Entries with figure data:
[Begin]
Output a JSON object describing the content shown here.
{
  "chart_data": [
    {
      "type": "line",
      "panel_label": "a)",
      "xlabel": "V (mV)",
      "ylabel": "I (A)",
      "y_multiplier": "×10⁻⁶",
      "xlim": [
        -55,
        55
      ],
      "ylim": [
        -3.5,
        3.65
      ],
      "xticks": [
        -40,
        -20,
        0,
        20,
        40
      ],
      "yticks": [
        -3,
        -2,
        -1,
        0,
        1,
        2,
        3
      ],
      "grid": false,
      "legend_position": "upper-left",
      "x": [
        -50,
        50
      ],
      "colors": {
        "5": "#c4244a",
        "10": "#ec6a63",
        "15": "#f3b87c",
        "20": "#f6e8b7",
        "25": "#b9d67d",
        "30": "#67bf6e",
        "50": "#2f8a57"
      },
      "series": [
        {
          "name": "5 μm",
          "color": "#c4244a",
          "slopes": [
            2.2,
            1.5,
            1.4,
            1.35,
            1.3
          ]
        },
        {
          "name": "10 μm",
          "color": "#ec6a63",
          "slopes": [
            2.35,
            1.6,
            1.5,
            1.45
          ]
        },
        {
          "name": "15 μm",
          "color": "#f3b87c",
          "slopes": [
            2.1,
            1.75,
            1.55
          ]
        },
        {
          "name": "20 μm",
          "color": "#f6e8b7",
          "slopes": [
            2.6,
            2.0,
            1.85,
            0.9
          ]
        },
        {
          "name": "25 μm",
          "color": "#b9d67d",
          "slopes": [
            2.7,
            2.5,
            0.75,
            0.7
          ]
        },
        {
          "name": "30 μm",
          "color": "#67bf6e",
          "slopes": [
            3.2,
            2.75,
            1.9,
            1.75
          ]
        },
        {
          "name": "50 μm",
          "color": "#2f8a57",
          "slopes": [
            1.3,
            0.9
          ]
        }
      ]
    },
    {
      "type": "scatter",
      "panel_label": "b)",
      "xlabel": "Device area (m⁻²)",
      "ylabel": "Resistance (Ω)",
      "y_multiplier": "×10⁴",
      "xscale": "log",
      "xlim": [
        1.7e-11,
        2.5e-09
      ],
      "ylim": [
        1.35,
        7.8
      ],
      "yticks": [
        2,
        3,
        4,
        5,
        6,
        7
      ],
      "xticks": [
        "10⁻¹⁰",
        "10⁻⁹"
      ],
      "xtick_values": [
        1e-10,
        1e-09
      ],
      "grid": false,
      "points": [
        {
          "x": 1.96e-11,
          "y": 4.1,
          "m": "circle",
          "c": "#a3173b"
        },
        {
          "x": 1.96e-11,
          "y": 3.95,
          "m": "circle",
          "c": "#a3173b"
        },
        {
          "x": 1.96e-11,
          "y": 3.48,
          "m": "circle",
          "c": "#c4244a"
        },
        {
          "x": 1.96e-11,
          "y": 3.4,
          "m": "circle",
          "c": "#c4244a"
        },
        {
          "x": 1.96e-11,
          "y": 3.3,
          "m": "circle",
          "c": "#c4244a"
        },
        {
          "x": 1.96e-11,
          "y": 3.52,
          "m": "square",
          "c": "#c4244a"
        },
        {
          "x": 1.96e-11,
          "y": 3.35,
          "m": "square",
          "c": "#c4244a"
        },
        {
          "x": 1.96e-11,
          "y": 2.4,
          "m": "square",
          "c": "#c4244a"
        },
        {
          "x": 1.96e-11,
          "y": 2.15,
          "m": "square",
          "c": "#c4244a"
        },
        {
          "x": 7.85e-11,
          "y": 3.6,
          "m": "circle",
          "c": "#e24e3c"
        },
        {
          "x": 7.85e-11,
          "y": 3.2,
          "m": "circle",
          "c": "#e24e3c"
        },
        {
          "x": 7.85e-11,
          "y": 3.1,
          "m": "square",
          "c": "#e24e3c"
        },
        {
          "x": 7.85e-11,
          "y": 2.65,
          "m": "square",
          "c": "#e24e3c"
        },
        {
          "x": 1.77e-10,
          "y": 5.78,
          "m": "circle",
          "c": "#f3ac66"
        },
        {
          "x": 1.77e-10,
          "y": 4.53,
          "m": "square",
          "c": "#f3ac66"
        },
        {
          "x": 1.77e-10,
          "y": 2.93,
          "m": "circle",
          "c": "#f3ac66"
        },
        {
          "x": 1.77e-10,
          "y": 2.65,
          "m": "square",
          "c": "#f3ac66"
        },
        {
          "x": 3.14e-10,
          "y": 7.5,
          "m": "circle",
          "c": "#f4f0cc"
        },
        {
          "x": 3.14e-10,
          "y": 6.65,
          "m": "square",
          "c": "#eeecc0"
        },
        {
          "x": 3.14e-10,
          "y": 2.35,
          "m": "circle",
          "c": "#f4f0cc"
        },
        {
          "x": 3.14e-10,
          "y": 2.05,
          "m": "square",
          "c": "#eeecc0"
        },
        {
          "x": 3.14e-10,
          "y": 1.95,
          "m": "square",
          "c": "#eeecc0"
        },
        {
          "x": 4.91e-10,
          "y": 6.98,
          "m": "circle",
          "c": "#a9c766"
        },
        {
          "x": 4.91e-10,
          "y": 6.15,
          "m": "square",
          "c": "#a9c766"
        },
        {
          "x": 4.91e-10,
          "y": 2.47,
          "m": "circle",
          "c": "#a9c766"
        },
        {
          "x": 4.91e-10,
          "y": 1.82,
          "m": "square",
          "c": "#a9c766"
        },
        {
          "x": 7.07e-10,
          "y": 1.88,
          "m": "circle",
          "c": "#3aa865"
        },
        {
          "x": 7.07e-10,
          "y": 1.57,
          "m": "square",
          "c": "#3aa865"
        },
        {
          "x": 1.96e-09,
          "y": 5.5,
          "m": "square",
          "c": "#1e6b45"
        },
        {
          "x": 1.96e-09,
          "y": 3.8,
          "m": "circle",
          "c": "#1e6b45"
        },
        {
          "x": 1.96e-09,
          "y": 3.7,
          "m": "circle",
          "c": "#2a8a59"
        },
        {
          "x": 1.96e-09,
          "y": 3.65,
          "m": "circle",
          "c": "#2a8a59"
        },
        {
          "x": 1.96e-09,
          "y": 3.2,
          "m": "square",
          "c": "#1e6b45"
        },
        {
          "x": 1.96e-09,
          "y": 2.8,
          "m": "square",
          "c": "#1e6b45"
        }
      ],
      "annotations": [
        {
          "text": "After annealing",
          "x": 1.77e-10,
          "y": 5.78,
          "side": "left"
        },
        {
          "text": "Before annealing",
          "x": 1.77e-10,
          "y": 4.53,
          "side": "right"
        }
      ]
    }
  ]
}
[End]
[Begin]
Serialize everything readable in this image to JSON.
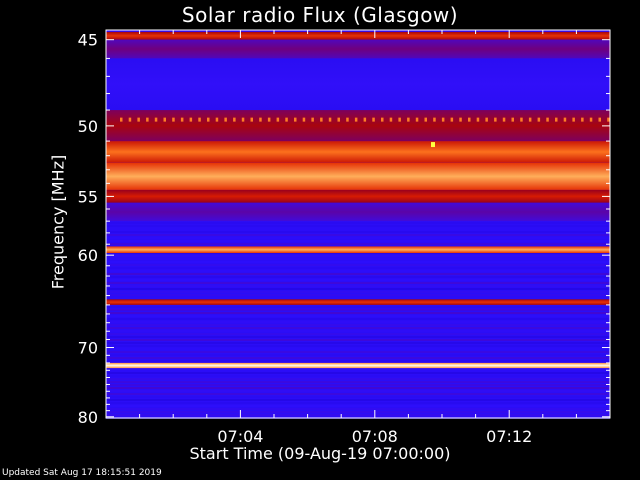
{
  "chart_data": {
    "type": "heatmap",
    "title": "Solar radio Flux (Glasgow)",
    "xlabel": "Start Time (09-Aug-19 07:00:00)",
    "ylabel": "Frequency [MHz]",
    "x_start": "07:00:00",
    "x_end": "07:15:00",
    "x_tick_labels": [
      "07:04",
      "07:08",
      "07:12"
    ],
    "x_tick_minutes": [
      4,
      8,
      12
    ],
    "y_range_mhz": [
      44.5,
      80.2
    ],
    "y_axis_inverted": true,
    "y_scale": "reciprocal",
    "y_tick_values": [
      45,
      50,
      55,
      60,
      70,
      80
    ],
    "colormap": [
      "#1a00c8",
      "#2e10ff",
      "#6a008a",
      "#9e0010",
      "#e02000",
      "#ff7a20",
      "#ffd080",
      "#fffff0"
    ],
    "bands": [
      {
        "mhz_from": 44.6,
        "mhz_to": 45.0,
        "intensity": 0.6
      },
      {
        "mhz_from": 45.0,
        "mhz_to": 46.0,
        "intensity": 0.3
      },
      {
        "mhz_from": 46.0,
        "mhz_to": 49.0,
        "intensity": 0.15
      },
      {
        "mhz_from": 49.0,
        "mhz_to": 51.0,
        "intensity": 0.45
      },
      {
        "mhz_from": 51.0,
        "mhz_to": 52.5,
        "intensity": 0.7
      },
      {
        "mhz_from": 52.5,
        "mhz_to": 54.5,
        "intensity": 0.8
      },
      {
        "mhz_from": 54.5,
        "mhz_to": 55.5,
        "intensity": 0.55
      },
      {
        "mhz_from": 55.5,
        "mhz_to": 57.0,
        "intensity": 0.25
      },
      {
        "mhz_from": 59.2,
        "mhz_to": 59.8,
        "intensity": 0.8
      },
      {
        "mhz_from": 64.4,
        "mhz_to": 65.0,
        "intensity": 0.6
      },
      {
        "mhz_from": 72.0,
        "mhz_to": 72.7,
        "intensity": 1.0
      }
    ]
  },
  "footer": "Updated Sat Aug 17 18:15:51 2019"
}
[End]
--- YOUR INSTRUCTIONS ---
In the records above, how many lines include the string "JSON"? Answer with only the number.

--- RESPONSE TO THE TASK ---
2